Records from a collection of figures:
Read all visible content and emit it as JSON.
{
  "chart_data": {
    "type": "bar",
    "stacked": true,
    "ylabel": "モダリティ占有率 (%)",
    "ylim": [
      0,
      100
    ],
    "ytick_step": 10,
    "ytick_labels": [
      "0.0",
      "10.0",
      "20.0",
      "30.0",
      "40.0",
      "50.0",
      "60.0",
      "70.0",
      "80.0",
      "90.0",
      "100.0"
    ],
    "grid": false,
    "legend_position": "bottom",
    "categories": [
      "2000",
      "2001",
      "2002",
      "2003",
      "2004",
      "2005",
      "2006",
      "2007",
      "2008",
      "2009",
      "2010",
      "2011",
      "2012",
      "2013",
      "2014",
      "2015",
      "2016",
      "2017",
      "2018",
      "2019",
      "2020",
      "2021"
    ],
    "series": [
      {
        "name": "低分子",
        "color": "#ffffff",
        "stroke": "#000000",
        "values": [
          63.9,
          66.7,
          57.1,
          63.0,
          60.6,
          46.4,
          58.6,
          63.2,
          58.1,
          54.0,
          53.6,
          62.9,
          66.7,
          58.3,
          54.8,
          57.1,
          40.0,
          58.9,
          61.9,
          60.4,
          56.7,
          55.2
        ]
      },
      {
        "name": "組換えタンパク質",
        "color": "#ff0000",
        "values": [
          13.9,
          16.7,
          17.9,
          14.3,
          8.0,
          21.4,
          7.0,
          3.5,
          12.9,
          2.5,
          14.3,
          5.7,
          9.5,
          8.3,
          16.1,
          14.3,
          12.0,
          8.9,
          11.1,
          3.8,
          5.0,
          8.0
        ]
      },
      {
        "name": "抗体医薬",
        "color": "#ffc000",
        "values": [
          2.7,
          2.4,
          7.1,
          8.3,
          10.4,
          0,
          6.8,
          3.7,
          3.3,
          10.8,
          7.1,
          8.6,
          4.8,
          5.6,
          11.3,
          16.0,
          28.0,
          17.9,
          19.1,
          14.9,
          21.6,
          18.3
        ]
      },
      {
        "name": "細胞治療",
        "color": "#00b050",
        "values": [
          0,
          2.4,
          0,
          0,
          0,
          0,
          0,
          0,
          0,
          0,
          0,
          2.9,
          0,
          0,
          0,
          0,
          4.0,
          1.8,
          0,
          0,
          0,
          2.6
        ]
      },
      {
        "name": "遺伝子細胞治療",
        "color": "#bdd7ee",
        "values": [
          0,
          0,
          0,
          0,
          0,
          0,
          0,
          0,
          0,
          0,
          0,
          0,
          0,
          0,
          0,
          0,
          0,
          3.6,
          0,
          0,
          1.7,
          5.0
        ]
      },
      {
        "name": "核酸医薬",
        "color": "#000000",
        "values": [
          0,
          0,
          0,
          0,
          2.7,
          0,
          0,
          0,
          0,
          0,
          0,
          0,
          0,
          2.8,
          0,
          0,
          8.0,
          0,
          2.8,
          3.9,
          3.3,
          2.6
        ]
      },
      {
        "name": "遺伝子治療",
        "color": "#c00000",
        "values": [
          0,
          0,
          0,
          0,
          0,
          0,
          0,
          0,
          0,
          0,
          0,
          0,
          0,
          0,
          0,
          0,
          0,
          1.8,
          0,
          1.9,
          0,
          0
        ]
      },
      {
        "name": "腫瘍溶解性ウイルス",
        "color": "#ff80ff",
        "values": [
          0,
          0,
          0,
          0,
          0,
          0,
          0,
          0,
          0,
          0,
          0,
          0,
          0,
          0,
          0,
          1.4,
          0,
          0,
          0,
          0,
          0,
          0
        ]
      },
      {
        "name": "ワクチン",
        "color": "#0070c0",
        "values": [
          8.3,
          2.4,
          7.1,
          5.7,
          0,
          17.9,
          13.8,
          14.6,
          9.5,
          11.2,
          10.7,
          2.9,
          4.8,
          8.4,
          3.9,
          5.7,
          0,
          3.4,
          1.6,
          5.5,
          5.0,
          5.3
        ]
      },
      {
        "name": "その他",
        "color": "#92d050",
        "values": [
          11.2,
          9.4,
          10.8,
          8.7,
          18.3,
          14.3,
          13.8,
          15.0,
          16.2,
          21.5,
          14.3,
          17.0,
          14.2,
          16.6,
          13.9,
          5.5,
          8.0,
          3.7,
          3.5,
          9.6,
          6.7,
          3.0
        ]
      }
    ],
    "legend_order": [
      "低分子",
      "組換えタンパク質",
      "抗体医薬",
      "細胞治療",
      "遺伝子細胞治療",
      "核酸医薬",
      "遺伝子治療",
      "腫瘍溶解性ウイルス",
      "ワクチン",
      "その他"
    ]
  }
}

#### Task objective
Above are the records; retype every one exactly.

#### Reply to the task
Read all visible content and emit it as JSON.
{
  "chart_data": {
    "type": "bar",
    "stacked": true,
    "ylabel": "モダリティ占有率 (%)",
    "ylim": [
      0,
      100
    ],
    "ytick_step": 10,
    "ytick_labels": [
      "0.0",
      "10.0",
      "20.0",
      "30.0",
      "40.0",
      "50.0",
      "60.0",
      "70.0",
      "80.0",
      "90.0",
      "100.0"
    ],
    "grid": false,
    "legend_position": "bottom",
    "categories": [
      "2000",
      "2001",
      "2002",
      "2003",
      "2004",
      "2005",
      "2006",
      "2007",
      "2008",
      "2009",
      "2010",
      "2011",
      "2012",
      "2013",
      "2014",
      "2015",
      "2016",
      "2017",
      "2018",
      "2019",
      "2020",
      "2021"
    ],
    "series": [
      {
        "name": "低分子",
        "color": "#ffffff",
        "stroke": "#000000",
        "values": [
          63.9,
          66.7,
          57.1,
          63.0,
          60.6,
          46.4,
          58.6,
          63.2,
          58.1,
          54.0,
          53.6,
          62.9,
          66.7,
          58.3,
          54.8,
          57.1,
          40.0,
          58.9,
          61.9,
          60.4,
          56.7,
          55.2
        ]
      },
      {
        "name": "組換えタンパク質",
        "color": "#ff0000",
        "values": [
          13.9,
          16.7,
          17.9,
          14.3,
          8.0,
          21.4,
          7.0,
          3.5,
          12.9,
          2.5,
          14.3,
          5.7,
          9.5,
          8.3,
          16.1,
          14.3,
          12.0,
          8.9,
          11.1,
          3.8,
          5.0,
          8.0
        ]
      },
      {
        "name": "抗体医薬",
        "color": "#ffc000",
        "values": [
          2.7,
          2.4,
          7.1,
          8.3,
          10.4,
          0,
          6.8,
          3.7,
          3.3,
          10.8,
          7.1,
          8.6,
          4.8,
          5.6,
          11.3,
          16.0,
          28.0,
          17.9,
          19.1,
          14.9,
          21.6,
          18.3
        ]
      },
      {
        "name": "細胞治療",
        "color": "#00b050",
        "values": [
          0,
          2.4,
          0,
          0,
          0,
          0,
          0,
          0,
          0,
          0,
          0,
          2.9,
          0,
          0,
          0,
          0,
          4.0,
          1.8,
          0,
          0,
          0,
          2.6
        ]
      },
      {
        "name": "遺伝子細胞治療",
        "color": "#bdd7ee",
        "values": [
          0,
          0,
          0,
          0,
          0,
          0,
          0,
          0,
          0,
          0,
          0,
          0,
          0,
          0,
          0,
          0,
          0,
          3.6,
          0,
          0,
          1.7,
          5.0
        ]
      },
      {
        "name": "核酸医薬",
        "color": "#000000",
        "values": [
          0,
          0,
          0,
          0,
          2.7,
          0,
          0,
          0,
          0,
          0,
          0,
          0,
          0,
          2.8,
          0,
          0,
          8.0,
          0,
          2.8,
          3.9,
          3.3,
          2.6
        ]
      },
      {
        "name": "遺伝子治療",
        "color": "#c00000",
        "values": [
          0,
          0,
          0,
          0,
          0,
          0,
          0,
          0,
          0,
          0,
          0,
          0,
          0,
          0,
          0,
          0,
          0,
          1.8,
          0,
          1.9,
          0,
          0
        ]
      },
      {
        "name": "腫瘍溶解性ウイルス",
        "color": "#ff80ff",
        "values": [
          0,
          0,
          0,
          0,
          0,
          0,
          0,
          0,
          0,
          0,
          0,
          0,
          0,
          0,
          0,
          1.4,
          0,
          0,
          0,
          0,
          0,
          0
        ]
      },
      {
        "name": "ワクチン",
        "color": "#0070c0",
        "values": [
          8.3,
          2.4,
          7.1,
          5.7,
          0,
          17.9,
          13.8,
          14.6,
          9.5,
          11.2,
          10.7,
          2.9,
          4.8,
          8.4,
          3.9,
          5.7,
          0,
          3.4,
          1.6,
          5.5,
          5.0,
          5.3
        ]
      },
      {
        "name": "その他",
        "color": "#92d050",
        "values": [
          11.2,
          9.4,
          10.8,
          8.7,
          18.3,
          14.3,
          13.8,
          15.0,
          16.2,
          21.5,
          14.3,
          17.0,
          14.2,
          16.6,
          13.9,
          5.5,
          8.0,
          3.7,
          3.5,
          9.6,
          6.7,
          3.0
        ]
      }
    ],
    "legend_order": [
      "低分子",
      "組換えタンパク質",
      "抗体医薬",
      "細胞治療",
      "遺伝子細胞治療",
      "核酸医薬",
      "遺伝子治療",
      "腫瘍溶解性ウイルス",
      "ワクチン",
      "その他"
    ]
  }
}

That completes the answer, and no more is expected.